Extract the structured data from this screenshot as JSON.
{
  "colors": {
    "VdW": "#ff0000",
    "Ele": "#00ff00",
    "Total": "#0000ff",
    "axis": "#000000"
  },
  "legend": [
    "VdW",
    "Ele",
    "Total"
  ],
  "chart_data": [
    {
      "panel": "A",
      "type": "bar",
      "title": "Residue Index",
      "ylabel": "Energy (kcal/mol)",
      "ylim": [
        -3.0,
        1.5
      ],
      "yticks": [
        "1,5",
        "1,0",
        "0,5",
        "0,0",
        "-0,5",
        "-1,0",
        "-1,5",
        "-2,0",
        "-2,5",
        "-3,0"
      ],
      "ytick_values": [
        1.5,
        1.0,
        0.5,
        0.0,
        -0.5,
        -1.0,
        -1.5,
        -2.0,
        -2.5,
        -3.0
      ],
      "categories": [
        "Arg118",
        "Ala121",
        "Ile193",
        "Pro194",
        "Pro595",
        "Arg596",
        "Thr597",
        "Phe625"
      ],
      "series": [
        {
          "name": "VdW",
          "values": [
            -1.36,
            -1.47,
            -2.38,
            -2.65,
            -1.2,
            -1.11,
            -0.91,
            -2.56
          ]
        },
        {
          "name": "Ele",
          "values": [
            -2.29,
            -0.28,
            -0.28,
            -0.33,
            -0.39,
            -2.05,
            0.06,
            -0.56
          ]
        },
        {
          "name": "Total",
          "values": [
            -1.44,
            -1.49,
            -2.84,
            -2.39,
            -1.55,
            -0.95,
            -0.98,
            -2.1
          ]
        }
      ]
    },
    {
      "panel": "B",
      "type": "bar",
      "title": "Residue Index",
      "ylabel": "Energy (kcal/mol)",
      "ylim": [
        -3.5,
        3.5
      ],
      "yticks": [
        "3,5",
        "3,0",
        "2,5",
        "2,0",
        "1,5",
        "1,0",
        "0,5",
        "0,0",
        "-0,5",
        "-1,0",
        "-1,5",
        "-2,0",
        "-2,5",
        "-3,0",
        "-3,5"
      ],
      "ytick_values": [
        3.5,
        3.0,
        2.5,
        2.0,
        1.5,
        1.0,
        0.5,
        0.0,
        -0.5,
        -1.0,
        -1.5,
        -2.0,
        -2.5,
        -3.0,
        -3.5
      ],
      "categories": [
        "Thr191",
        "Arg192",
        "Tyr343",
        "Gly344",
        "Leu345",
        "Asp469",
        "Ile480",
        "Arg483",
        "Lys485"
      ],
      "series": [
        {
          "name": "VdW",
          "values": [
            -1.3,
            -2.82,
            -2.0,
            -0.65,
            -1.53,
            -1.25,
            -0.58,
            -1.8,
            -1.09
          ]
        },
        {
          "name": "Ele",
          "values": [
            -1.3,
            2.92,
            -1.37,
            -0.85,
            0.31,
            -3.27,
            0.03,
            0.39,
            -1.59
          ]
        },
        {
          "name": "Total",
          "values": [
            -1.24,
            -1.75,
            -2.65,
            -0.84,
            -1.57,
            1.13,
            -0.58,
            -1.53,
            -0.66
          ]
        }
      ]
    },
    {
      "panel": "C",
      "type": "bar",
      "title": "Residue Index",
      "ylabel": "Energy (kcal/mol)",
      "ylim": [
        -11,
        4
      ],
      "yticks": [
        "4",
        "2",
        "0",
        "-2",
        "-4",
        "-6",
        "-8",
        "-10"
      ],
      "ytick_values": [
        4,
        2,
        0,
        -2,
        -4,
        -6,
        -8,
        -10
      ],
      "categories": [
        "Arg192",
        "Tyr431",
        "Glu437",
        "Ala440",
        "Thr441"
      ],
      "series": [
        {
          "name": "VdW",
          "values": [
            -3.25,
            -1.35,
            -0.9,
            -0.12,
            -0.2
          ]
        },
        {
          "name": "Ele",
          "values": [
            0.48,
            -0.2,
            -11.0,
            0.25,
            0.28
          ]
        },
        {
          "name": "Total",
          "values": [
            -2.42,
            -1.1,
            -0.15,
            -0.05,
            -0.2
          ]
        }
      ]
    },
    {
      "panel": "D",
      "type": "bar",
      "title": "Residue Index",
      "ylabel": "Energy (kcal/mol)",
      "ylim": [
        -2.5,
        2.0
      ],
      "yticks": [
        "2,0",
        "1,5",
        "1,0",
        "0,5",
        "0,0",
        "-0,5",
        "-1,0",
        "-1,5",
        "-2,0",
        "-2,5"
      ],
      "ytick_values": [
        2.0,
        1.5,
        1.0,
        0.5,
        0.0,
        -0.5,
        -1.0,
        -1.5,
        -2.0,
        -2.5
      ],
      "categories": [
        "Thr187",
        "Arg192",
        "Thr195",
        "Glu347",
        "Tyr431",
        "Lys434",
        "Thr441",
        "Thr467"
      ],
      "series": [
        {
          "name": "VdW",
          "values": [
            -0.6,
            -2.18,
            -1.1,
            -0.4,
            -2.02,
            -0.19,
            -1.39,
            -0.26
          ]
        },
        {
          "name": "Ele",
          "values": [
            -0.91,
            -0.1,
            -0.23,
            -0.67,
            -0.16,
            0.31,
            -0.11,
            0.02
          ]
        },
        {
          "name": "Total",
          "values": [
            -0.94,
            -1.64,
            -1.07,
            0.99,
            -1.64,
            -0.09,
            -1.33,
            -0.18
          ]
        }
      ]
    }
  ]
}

□ □ □ □ □

* [Stated problem] Transcribe every record above exactly as it appears.

* [Output below]
Extract the structured data from this screenshot as JSON.
{
  "colors": {
    "VdW": "#ff0000",
    "Ele": "#00ff00",
    "Total": "#0000ff",
    "axis": "#000000"
  },
  "legend": [
    "VdW",
    "Ele",
    "Total"
  ],
  "chart_data": [
    {
      "panel": "A",
      "type": "bar",
      "title": "Residue Index",
      "ylabel": "Energy (kcal/mol)",
      "ylim": [
        -3.0,
        1.5
      ],
      "yticks": [
        "1,5",
        "1,0",
        "0,5",
        "0,0",
        "-0,5",
        "-1,0",
        "-1,5",
        "-2,0",
        "-2,5",
        "-3,0"
      ],
      "ytick_values": [
        1.5,
        1.0,
        0.5,
        0.0,
        -0.5,
        -1.0,
        -1.5,
        -2.0,
        -2.5,
        -3.0
      ],
      "categories": [
        "Arg118",
        "Ala121",
        "Ile193",
        "Pro194",
        "Pro595",
        "Arg596",
        "Thr597",
        "Phe625"
      ],
      "series": [
        {
          "name": "VdW",
          "values": [
            -1.36,
            -1.47,
            -2.38,
            -2.65,
            -1.2,
            -1.11,
            -0.91,
            -2.56
          ]
        },
        {
          "name": "Ele",
          "values": [
            -2.29,
            -0.28,
            -0.28,
            -0.33,
            -0.39,
            -2.05,
            0.06,
            -0.56
          ]
        },
        {
          "name": "Total",
          "values": [
            -1.44,
            -1.49,
            -2.84,
            -2.39,
            -1.55,
            -0.95,
            -0.98,
            -2.1
          ]
        }
      ]
    },
    {
      "panel": "B",
      "type": "bar",
      "title": "Residue Index",
      "ylabel": "Energy (kcal/mol)",
      "ylim": [
        -3.5,
        3.5
      ],
      "yticks": [
        "3,5",
        "3,0",
        "2,5",
        "2,0",
        "1,5",
        "1,0",
        "0,5",
        "0,0",
        "-0,5",
        "-1,0",
        "-1,5",
        "-2,0",
        "-2,5",
        "-3,0",
        "-3,5"
      ],
      "ytick_values": [
        3.5,
        3.0,
        2.5,
        2.0,
        1.5,
        1.0,
        0.5,
        0.0,
        -0.5,
        -1.0,
        -1.5,
        -2.0,
        -2.5,
        -3.0,
        -3.5
      ],
      "categories": [
        "Thr191",
        "Arg192",
        "Tyr343",
        "Gly344",
        "Leu345",
        "Asp469",
        "Ile480",
        "Arg483",
        "Lys485"
      ],
      "series": [
        {
          "name": "VdW",
          "values": [
            -1.3,
            -2.82,
            -2.0,
            -0.65,
            -1.53,
            -1.25,
            -0.58,
            -1.8,
            -1.09
          ]
        },
        {
          "name": "Ele",
          "values": [
            -1.3,
            2.92,
            -1.37,
            -0.85,
            0.31,
            -3.27,
            0.03,
            0.39,
            -1.59
          ]
        },
        {
          "name": "Total",
          "values": [
            -1.24,
            -1.75,
            -2.65,
            -0.84,
            -1.57,
            1.13,
            -0.58,
            -1.53,
            -0.66
          ]
        }
      ]
    },
    {
      "panel": "C",
      "type": "bar",
      "title": "Residue Index",
      "ylabel": "Energy (kcal/mol)",
      "ylim": [
        -11,
        4
      ],
      "yticks": [
        "4",
        "2",
        "0",
        "-2",
        "-4",
        "-6",
        "-8",
        "-10"
      ],
      "ytick_values": [
        4,
        2,
        0,
        -2,
        -4,
        -6,
        -8,
        -10
      ],
      "categories": [
        "Arg192",
        "Tyr431",
        "Glu437",
        "Ala440",
        "Thr441"
      ],
      "series": [
        {
          "name": "VdW",
          "values": [
            -3.25,
            -1.35,
            -0.9,
            -0.12,
            -0.2
          ]
        },
        {
          "name": "Ele",
          "values": [
            0.48,
            -0.2,
            -11.0,
            0.25,
            0.28
          ]
        },
        {
          "name": "Total",
          "values": [
            -2.42,
            -1.1,
            -0.15,
            -0.05,
            -0.2
          ]
        }
      ]
    },
    {
      "panel": "D",
      "type": "bar",
      "title": "Residue Index",
      "ylabel": "Energy (kcal/mol)",
      "ylim": [
        -2.5,
        2.0
      ],
      "yticks": [
        "2,0",
        "1,5",
        "1,0",
        "0,5",
        "0,0",
        "-0,5",
        "-1,0",
        "-1,5",
        "-2,0",
        "-2,5"
      ],
      "ytick_values": [
        2.0,
        1.5,
        1.0,
        0.5,
        0.0,
        -0.5,
        -1.0,
        -1.5,
        -2.0,
        -2.5
      ],
      "categories": [
        "Thr187",
        "Arg192",
        "Thr195",
        "Glu347",
        "Tyr431",
        "Lys434",
        "Thr441",
        "Thr467"
      ],
      "series": [
        {
          "name": "VdW",
          "values": [
            -0.6,
            -2.18,
            -1.1,
            -0.4,
            -2.02,
            -0.19,
            -1.39,
            -0.26
          ]
        },
        {
          "name": "Ele",
          "values": [
            -0.91,
            -0.1,
            -0.23,
            -0.67,
            -0.16,
            0.31,
            -0.11,
            0.02
          ]
        },
        {
          "name": "Total",
          "values": [
            -0.94,
            -1.64,
            -1.07,
            0.99,
            -1.64,
            -0.09,
            -1.33,
            -0.18
          ]
        }
      ]
    }
  ]
}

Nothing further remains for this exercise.